• **What you need to do**
Every record must appear in your copy exactly as written, with no pictures.

• **Supplied records**
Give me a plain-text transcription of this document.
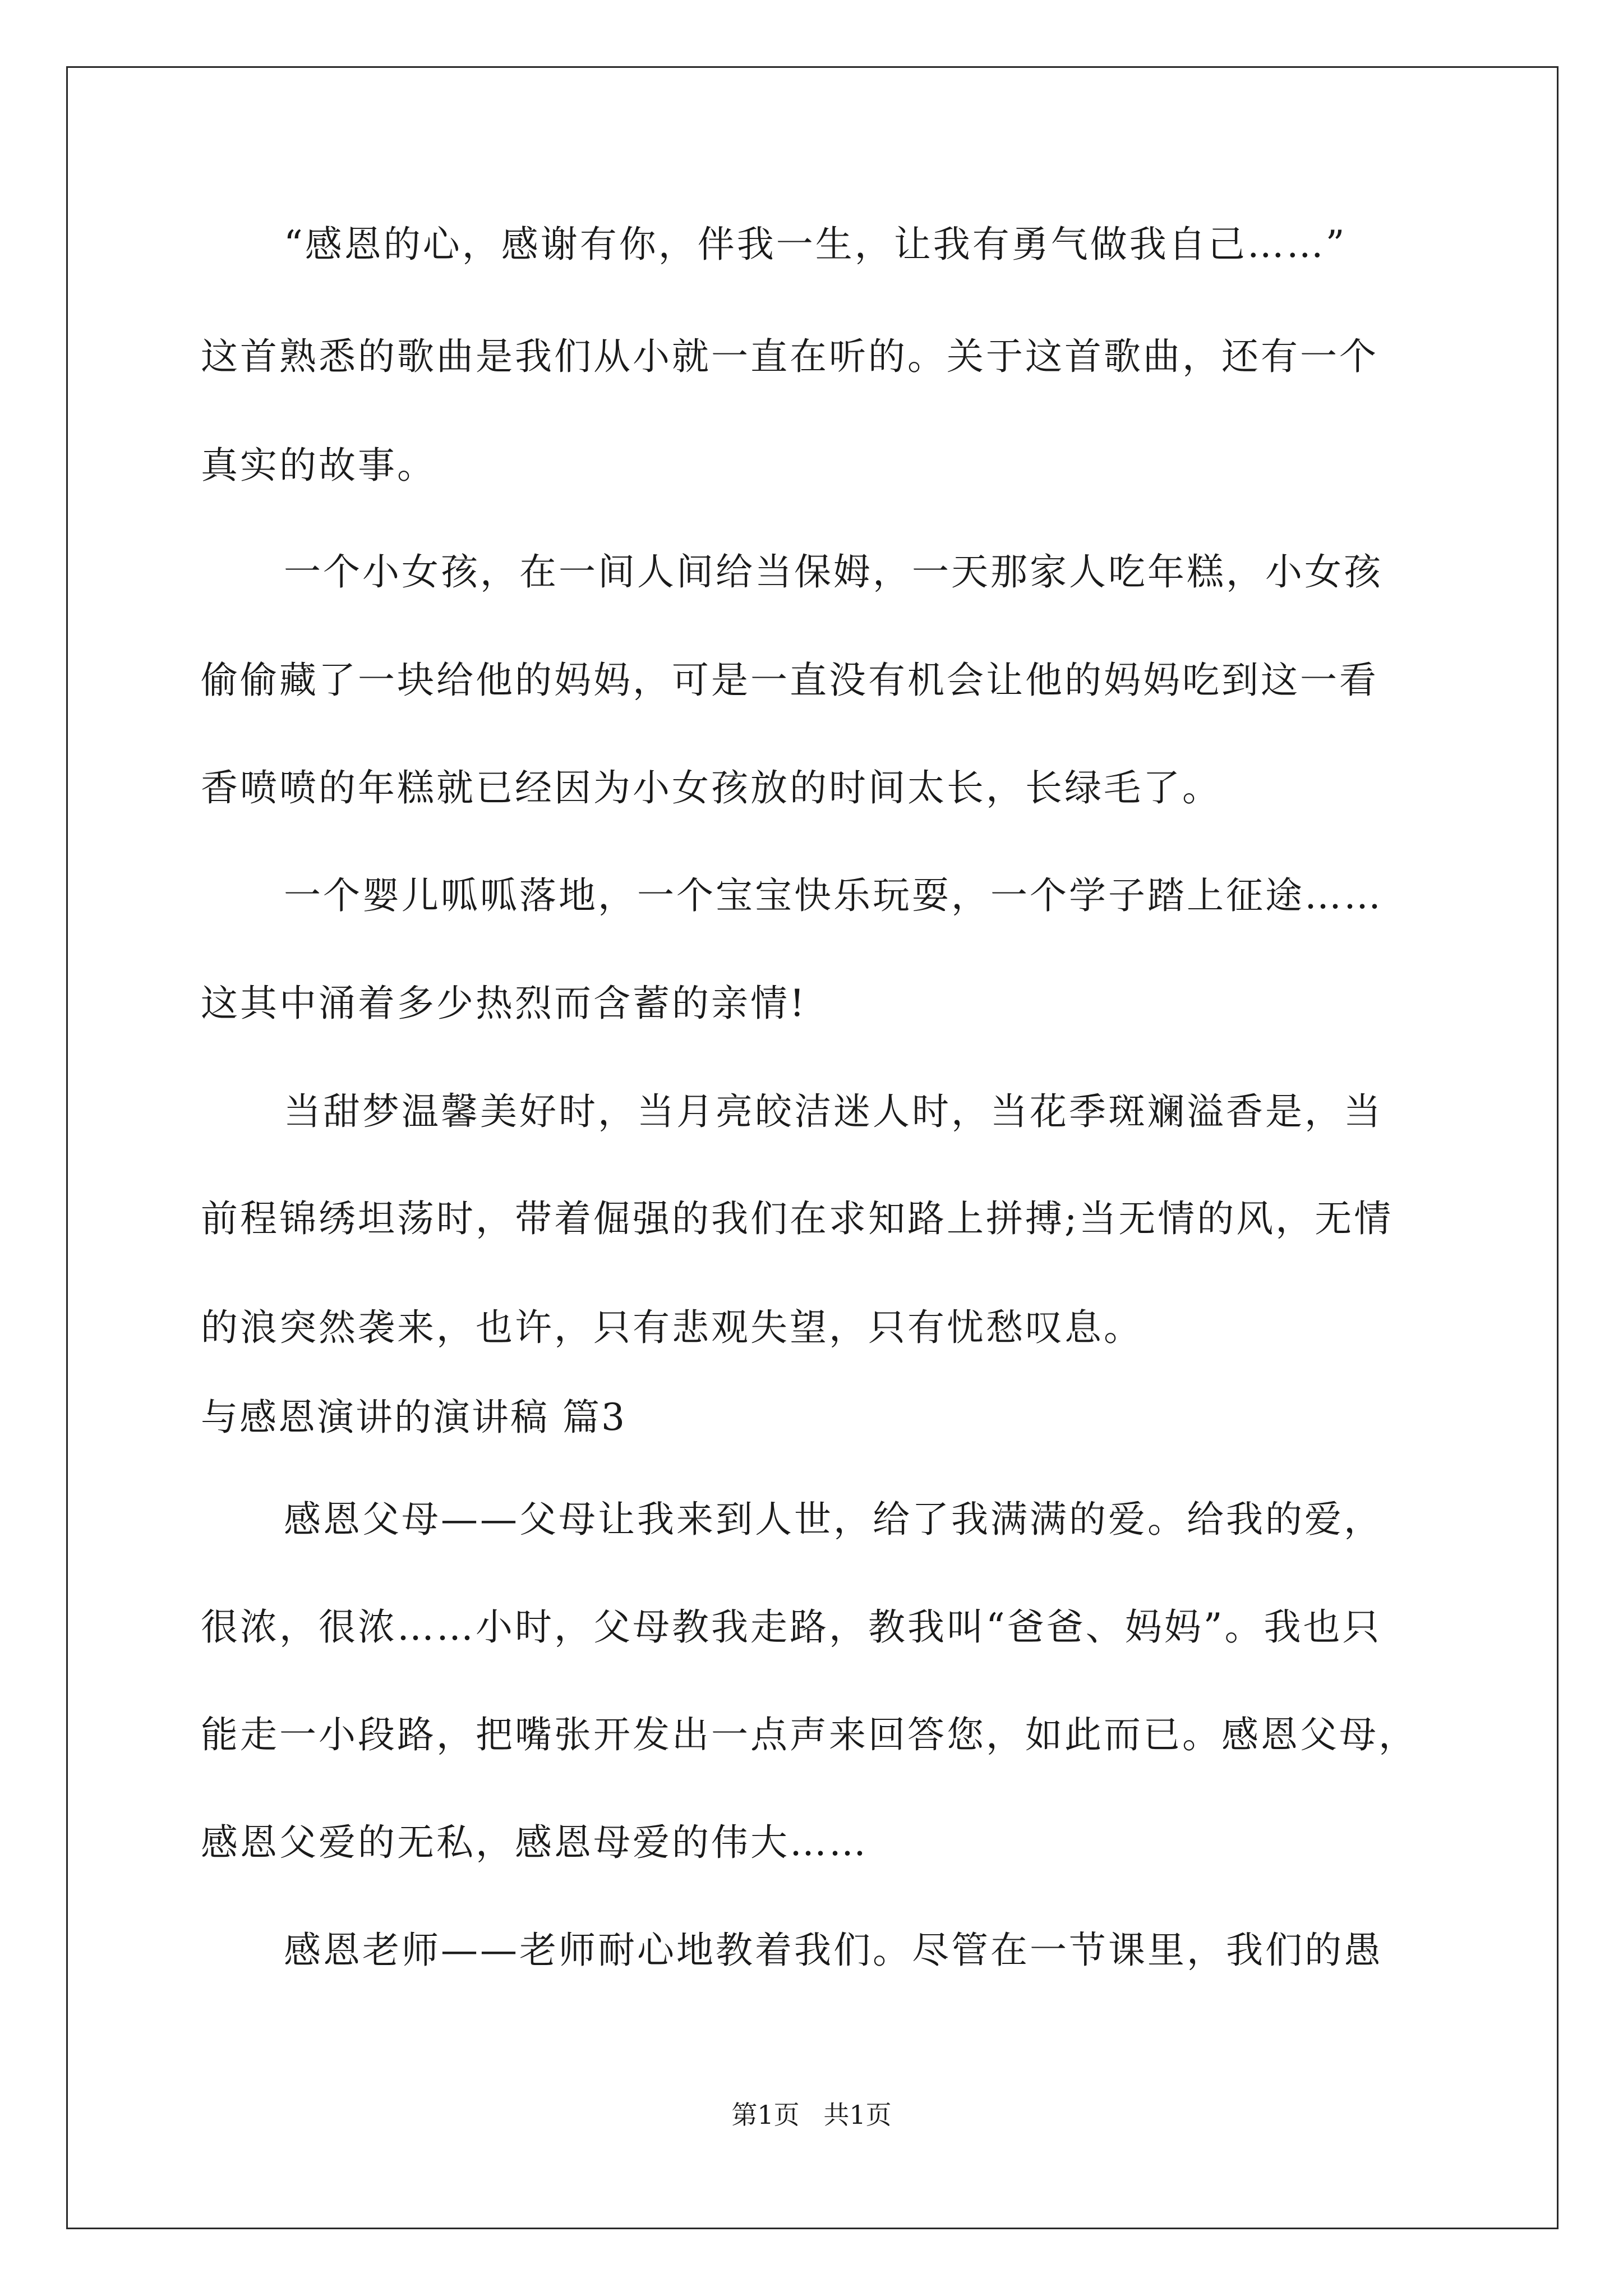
“感恩的心，感谢有你，伴我一生，让我有勇气做我自己……”
这首熟悉的歌曲是我们从小就一直在听的。关于这首歌曲，还有一个
真实的故事。
一个小女孩，在一间人间给当保姆，一天那家人吃年糕，小女孩
偷偷藏了一块给他的妈妈，可是一直没有机会让他的妈妈吃到这一看
香喷喷的年糕就已经因为小女孩放的时间太长，长绿毛了。
一个婴儿呱呱落地，一个宝宝快乐玩耍，一个学子踏上征途……
这其中涌着多少热烈而含蓄的亲情!
当甜梦温馨美好时，当月亮皎洁迷人时，当花季斑斓溢香是，当
前程锦绣坦荡时，带着倔强的我们在求知路上拼搏;当无情的风，无情
的浪突然袭来，也许，只有悲观失望，只有忧愁叹息。
与感恩演讲的演讲稿 篇3
感恩父母——父母让我来到人世，给了我满满的爱。给我的爱，
很浓，很浓……小时，父母教我走路，教我叫“爸爸、妈妈”。我也只
能走一小段路，把嘴张开发出一点声来回答您，如此而已。感恩父母，
感恩父爱的无私，感恩母爱的伟大……
感恩老师——老师耐心地教着我们。尽管在一节课里，我们的愚
第1页 共1页
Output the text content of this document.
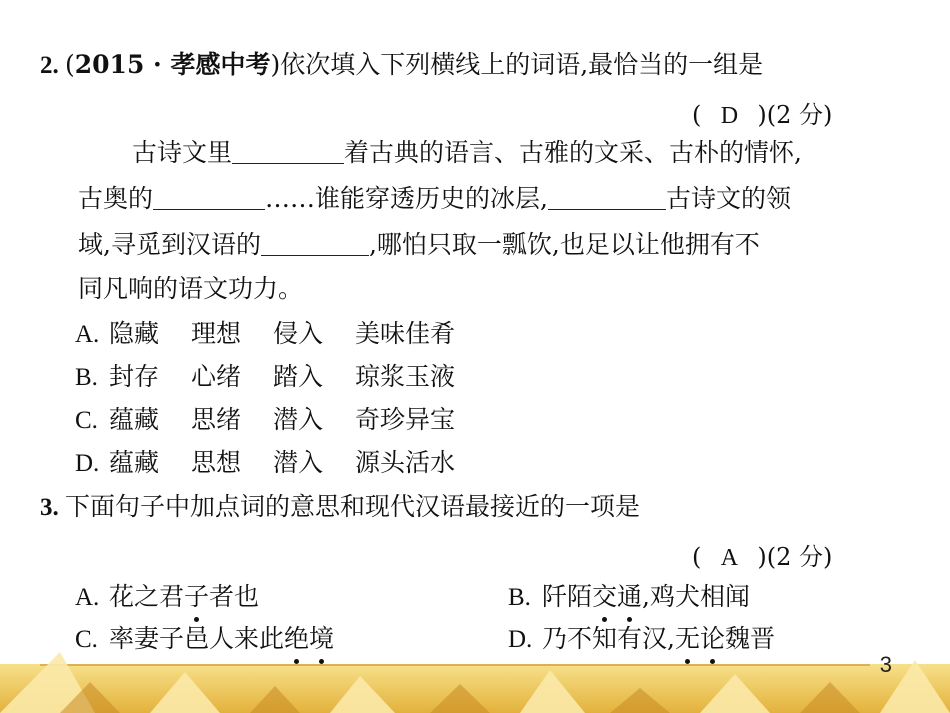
2. (2015 · 孝感中考)依次填入下列横线上的词语,最恰当的一组是
( D )(2 分)
古诗文里	着古典的语言、古雅的文采、古朴的情怀,
古奥的	……谁能穿透历史的冰层,	古诗文的领
域,寻觅到汉语的	,哪怕只取一瓢饮,也足以让他拥有不
同凡响的语文功力。
A. 隐藏 理想 侵入 美味佳肴
B. 封存 心绪 踏入 琼浆玉液
C. 蕴藏 思绪 潜入 奇珍异宝
D. 蕴藏 思想 潜入 源头活水
3. 下面句子中加点词的意思和现代汉语最接近的一项是
( A )(2 分)
A. 花之君子者也	B. 阡陌交通,鸡犬相闻
C. 率妻子邑人来此绝境	D. 乃不知有汉,无论魏晋
3
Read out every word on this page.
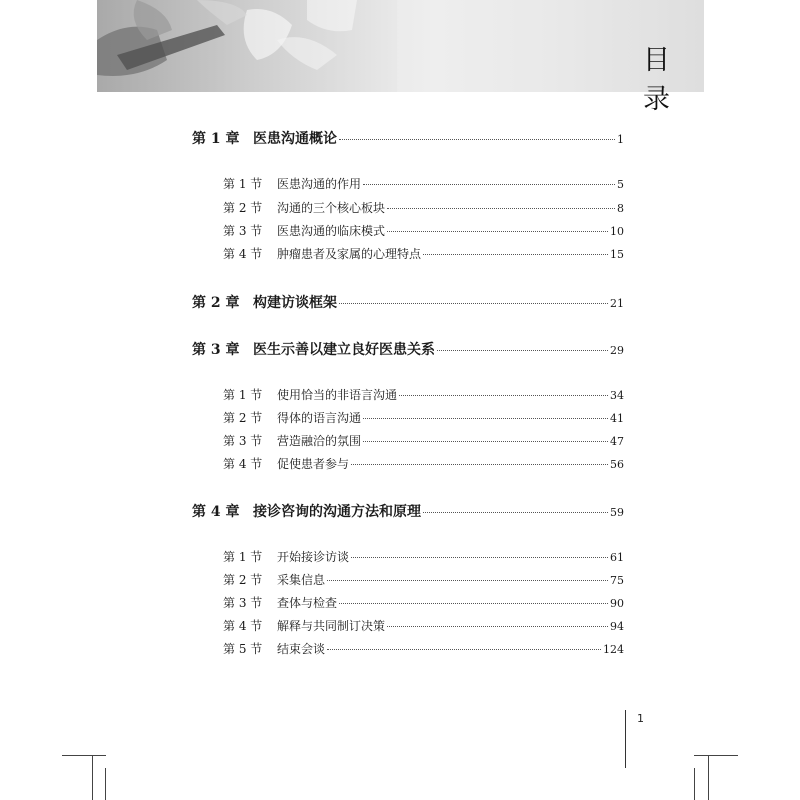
目 录
第 1 章 医患沟通概论	1
第 1 节	医患沟通的作用	5
第 2 节	沟通的三个核心板块	8
第 3 节	医患沟通的临床模式	10
第 4 节	肿瘤患者及家属的心理特点	15
第 2 章 构建访谈框架	21
第 3 章 医生示善以建立良好医患关系	29
第 1 节	使用恰当的非语言沟通	34
第 2 节	得体的语言沟通	41
第 3 节	营造融洽的氛围	47
第 4 节	促使患者参与	56
第 4 章 接诊咨询的沟通方法和原理	59
第 1 节	开始接诊访谈	61
第 2 节	采集信息	75
第 3 节	查体与检查	90
第 4 节	解释与共同制订决策	94
第 5 节	结束会谈	124
1
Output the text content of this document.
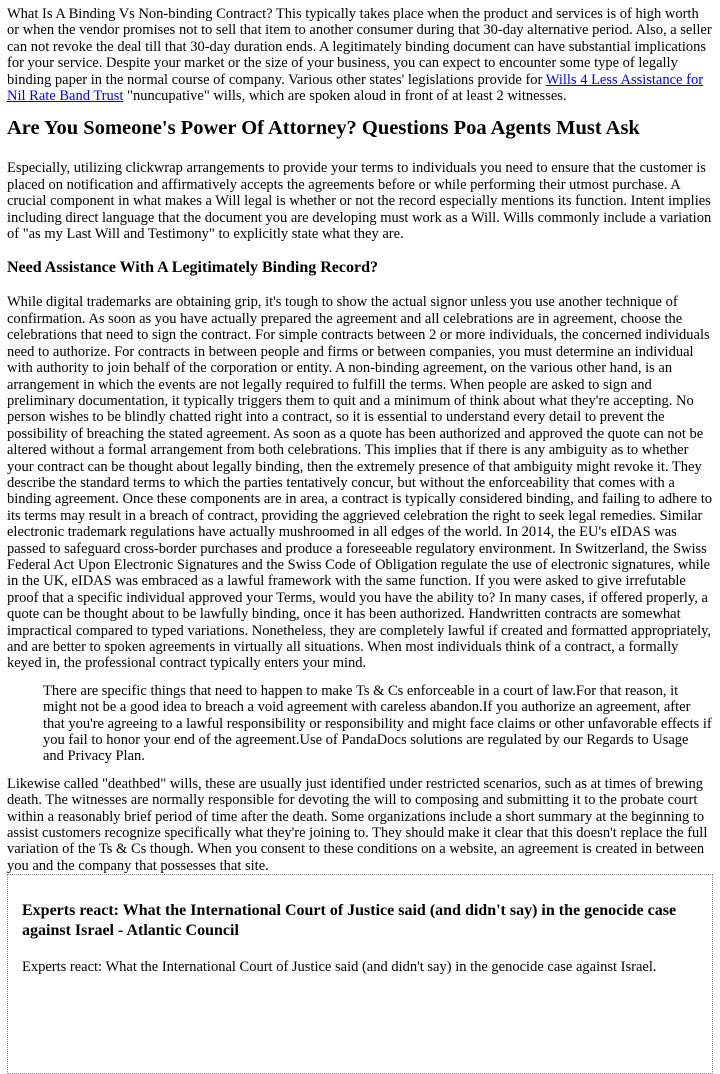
What Is A Binding Vs Non-binding Contract? This typically takes place when the product and services is of high worth or when the vendor promises not to sell that item to another consumer during that 30-day alternative period. Also, a seller can not revoke the deal till that 30-day duration ends. A legitimately binding document can have substantial implications for your service. Despite your market or the size of your business, you can expect to encounter some type of legally binding paper in the normal course of company. Various other states' legislations provide for Wills 4 Less Assistance for Nil Rate Band Trust "nuncupative" wills, which are spoken aloud in front of at least 2 witnesses.

Are You Someone's Power Of Attorney? Questions Poa Agents Must Ask

Especially, utilizing clickwrap arrangements to provide your terms to individuals you need to ensure that the customer is placed on notification and affirmatively accepts the agreements before or while performing their utmost purchase. A crucial component in what makes a Will legal is whether or not the record especially mentions its function. Intent implies including direct language that the document you are developing must work as a Will. Wills commonly include a variation of "as my Last Will and Testimony" to explicitly state what they are.

Need Assistance With A Legitimately Binding Record?

While digital trademarks are obtaining grip, it's tough to show the actual signor unless you use another technique of confirmation. As soon as you have actually prepared the agreement and all celebrations are in agreement, choose the celebrations that need to sign the contract. For simple contracts between 2 or more individuals, the concerned individuals need to authorize. For contracts in between people and firms or between companies, you must determine an individual with authority to join behalf of the corporation or entity. A non-binding agreement, on the various other hand, is an arrangement in which the events are not legally required to fulfill the terms. When people are asked to sign and preliminary documentation, it typically triggers them to quit and a minimum of think about what they're accepting. No person wishes to be blindly chatted right into a contract, so it is essential to understand every detail to prevent the possibility of breaching the stated agreement. As soon as a quote has been authorized and approved the quote can not be altered without a formal arrangement from both celebrations. This implies that if there is any ambiguity as to whether your contract can be thought about legally binding, then the extremely presence of that ambiguity might revoke it. They describe the standard terms to which the parties tentatively concur, but without the enforceability that comes with a binding agreement. Once these components are in area, a contract is typically considered binding, and failing to adhere to its terms may result in a breach of contract, providing the aggrieved celebration the right to seek legal remedies. Similar electronic trademark regulations have actually mushroomed in all edges of the world. In 2014, the EU's eIDAS was passed to safeguard cross-border purchases and produce a foreseeable regulatory environment. In Switzerland, the Swiss Federal Act Upon Electronic Signatures and the Swiss Code of Obligation regulate the use of electronic signatures, while in the UK, eIDAS was embraced as a lawful framework with the same function. If you were asked to give irrefutable proof that a specific individual approved your Terms, would you have the ability to? In many cases, if offered properly, a quote can be thought about to be lawfully binding, once it has been authorized. Handwritten contracts are somewhat impractical compared to typed variations. Nonetheless, they are completely lawful if created and formatted appropriately, and are better to spoken agreements in virtually all situations. When most individuals think of a contract, a formally keyed in, the professional contract typically enters your mind.

There are specific things that need to happen to make Ts & Cs enforceable in a court of law.For that reason, it might not be a good idea to breach a void agreement with careless abandon.If you authorize an agreement, after that you're agreeing to a lawful responsibility or responsibility and might face claims or other unfavorable effects if you fail to honor your end of the agreement.Use of PandaDocs solutions are regulated by our Regards to Usage and Privacy Plan.

Likewise called "deathbed" wills, these are usually just identified under restricted scenarios, such as at times of brewing death. The witnesses are normally responsible for devoting the will to composing and submitting it to the probate court within a reasonably brief period of time after the death. Some organizations include a short summary at the beginning to assist customers recognize specifically what they're joining to. They should make it clear that this doesn't replace the full variation of the Ts & Cs though. When you consent to these conditions on a website, an agreement is created in between you and the company that possesses that site.

Experts react: What the International Court of Justice said (and didn't say) in the genocide case against Israel - Atlantic Council

Experts react: What the International Court of Justice said (and didn't say) in the genocide case against Israel.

• **Final result**
Give me a plain-text transcription of this document.
“感恩的心，感谢有你，伴我一生，让我有勇气做我自己……”
这首熟悉的歌曲是我们从小就一直在听的。关于这首歌曲，还有一个
真实的故事。
一个小女孩，在一间人间给当保姆，一天那家人吃年糕，小女孩
偷偷藏了一块给他的妈妈，可是一直没有机会让他的妈妈吃到这一看
香喷喷的年糕就已经因为小女孩放的时间太长，长绿毛了。
一个婴儿呱呱落地，一个宝宝快乐玩耍，一个学子踏上征途……
这其中涌着多少热烈而含蓄的亲情!
当甜梦温馨美好时，当月亮皎洁迷人时，当花季斑斓溢香是，当
前程锦绣坦荡时，带着倔强的我们在求知路上拼搏;当无情的风，无情
的浪突然袭来，也许，只有悲观失望，只有忧愁叹息。
与感恩演讲的演讲稿 篇3
感恩父母——父母让我来到人世，给了我满满的爱。给我的爱，
很浓，很浓……小时，父母教我走路，教我叫“爸爸、妈妈”。我也只
能走一小段路，把嘴张开发出一点声来回答您，如此而已。感恩父母，
感恩父爱的无私，感恩母爱的伟大……
感恩老师——老师耐心地教着我们。尽管在一节课里，我们的愚
第1页 共1页
Output the text content of this document.
2. (2015 · 孝感中考)依次填入下列横线上的词语,最恰当的一组是
( D )(2 分)
古诗文里	着古典的语言、古雅的文采、古朴的情怀,
古奥的	……谁能穿透历史的冰层,	古诗文的领
域,寻觅到汉语的	,哪怕只取一瓢饮,也足以让他拥有不
同凡响的语文功力。
A. 隐藏 理想 侵入 美味佳肴
B. 封存 心绪 踏入 琼浆玉液
C. 蕴藏 思绪 潜入 奇珍异宝
D. 蕴藏 思想 潜入 源头活水
3. 下面句子中加点词的意思和现代汉语最接近的一项是
( A )(2 分)
A. 花之君子者也	B. 阡陌交通,鸡犬相闻
C. 率妻子邑人来此绝境	D. 乃不知有汉,无论魏晋
3
Read out every word on this page.
目 录
第 1 章 医患沟通概论	1
第 1 节	医患沟通的作用	5
第 2 节	沟通的三个核心板块	8
第 3 节	医患沟通的临床模式	10
第 4 节	肿瘤患者及家属的心理特点	15
第 2 章 构建访谈框架	21
第 3 章 医生示善以建立良好医患关系	29
第 1 节	使用恰当的非语言沟通	34
第 2 节	得体的语言沟通	41
第 3 节	营造融洽的氛围	47
第 4 节	促使患者参与	56
第 4 章 接诊咨询的沟通方法和原理	59
第 1 节	开始接诊访谈	61
第 2 节	采集信息	75
第 3 节	查体与检查	90
第 4 节	解释与共同制订决策	94
第 5 节	结束会谈	124
1
Output the text content of this document.
What Is A Binding Vs Non-binding Contract? This typically takes place when the product and services is of high worth or when the vendor promises not to sell that item to another consumer during that 30-day alternative period. Also, a seller can not revoke the deal till that 30-day duration ends. A legitimately binding document can have substantial implications for your service. Despite your market or the size of your business, you can expect to encounter some type of legally binding paper in the normal course of company. Various other states' legislations provide for Wills 4 Less Assistance for Nil Rate Band Trust "nuncupative" wills, which are spoken aloud in front of at least 2 witnesses.

Are You Someone's Power Of Attorney? Questions Poa Agents Must Ask

Especially, utilizing clickwrap arrangements to provide your terms to individuals you need to ensure that the customer is placed on notification and affirmatively accepts the agreements before or while performing their utmost purchase. A crucial component in what makes a Will legal is whether or not the record especially mentions its function. Intent implies including direct language that the document you are developing must work as a Will. Wills commonly include a variation of "as my Last Will and Testimony" to explicitly state what they are.

Need Assistance With A Legitimately Binding Record?

While digital trademarks are obtaining grip, it's tough to show the actual signor unless you use another technique of confirmation. As soon as you have actually prepared the agreement and all celebrations are in agreement, choose the celebrations that need to sign the contract. For simple contracts between 2 or more individuals, the concerned individuals need to authorize. For contracts in between people and firms or between companies, you must determine an individual with authority to join behalf of the corporation or entity. A non-binding agreement, on the various other hand, is an arrangement in which the events are not legally required to fulfill the terms. When people are asked to sign and preliminary documentation, it typically triggers them to quit and a minimum of think about what they're accepting. No person wishes to be blindly chatted right into a contract, so it is essential to understand every detail to prevent the possibility of breaching the stated agreement. As soon as a quote has been authorized and approved the quote can not be altered without a formal arrangement from both celebrations. This implies that if there is any ambiguity as to whether your contract can be thought about legally binding, then the extremely presence of that ambiguity might revoke it. They describe the standard terms to which the parties tentatively concur, but without the enforceability that comes with a binding agreement. Once these components are in area, a contract is typically considered binding, and failing to adhere to its terms may result in a breach of contract, providing the aggrieved celebration the right to seek legal remedies. Similar electronic trademark regulations have actually mushroomed in all edges of the world. In 2014, the EU's eIDAS was passed to safeguard cross-border purchases and produce a foreseeable regulatory environment. In Switzerland, the Swiss Federal Act Upon Electronic Signatures and the Swiss Code of Obligation regulate the use of electronic signatures, while in the UK, eIDAS was embraced as a lawful framework with the same function. If you were asked to give irrefutable proof that a specific individual approved your Terms, would you have the ability to? In many cases, if offered properly, a quote can be thought about to be lawfully binding, once it has been authorized. Handwritten contracts are somewhat impractical compared to typed variations. Nonetheless, they are completely lawful if created and formatted appropriately, and are better to spoken agreements in virtually all situations. When most individuals think of a contract, a formally keyed in, the professional contract typically enters your mind.

There are specific things that need to happen to make Ts & Cs enforceable in a court of law.For that reason, it might not be a good idea to breach a void agreement with careless abandon.If you authorize an agreement, after that you're agreeing to a lawful responsibility or responsibility and might face claims or other unfavorable effects if you fail to honor your end of the agreement.Use of PandaDocs solutions are regulated by our Regards to Usage and Privacy Plan.

Likewise called "deathbed" wills, these are usually just identified under restricted scenarios, such as at times of brewing death. The witnesses are normally responsible for devoting the will to composing and submitting it to the probate court within a reasonably brief period of time after the death. Some organizations include a short summary at the beginning to assist customers recognize specifically what they're joining to. They should make it clear that this doesn't replace the full variation of the Ts & Cs though. When you consent to these conditions on a website, an agreement is created in between you and the company that possesses that site.

Experts react: What the International Court of Justice said (and didn't say) in the genocide case against Israel - Atlantic Council

Experts react: What the International Court of Justice said (and didn't say) in the genocide case against Israel.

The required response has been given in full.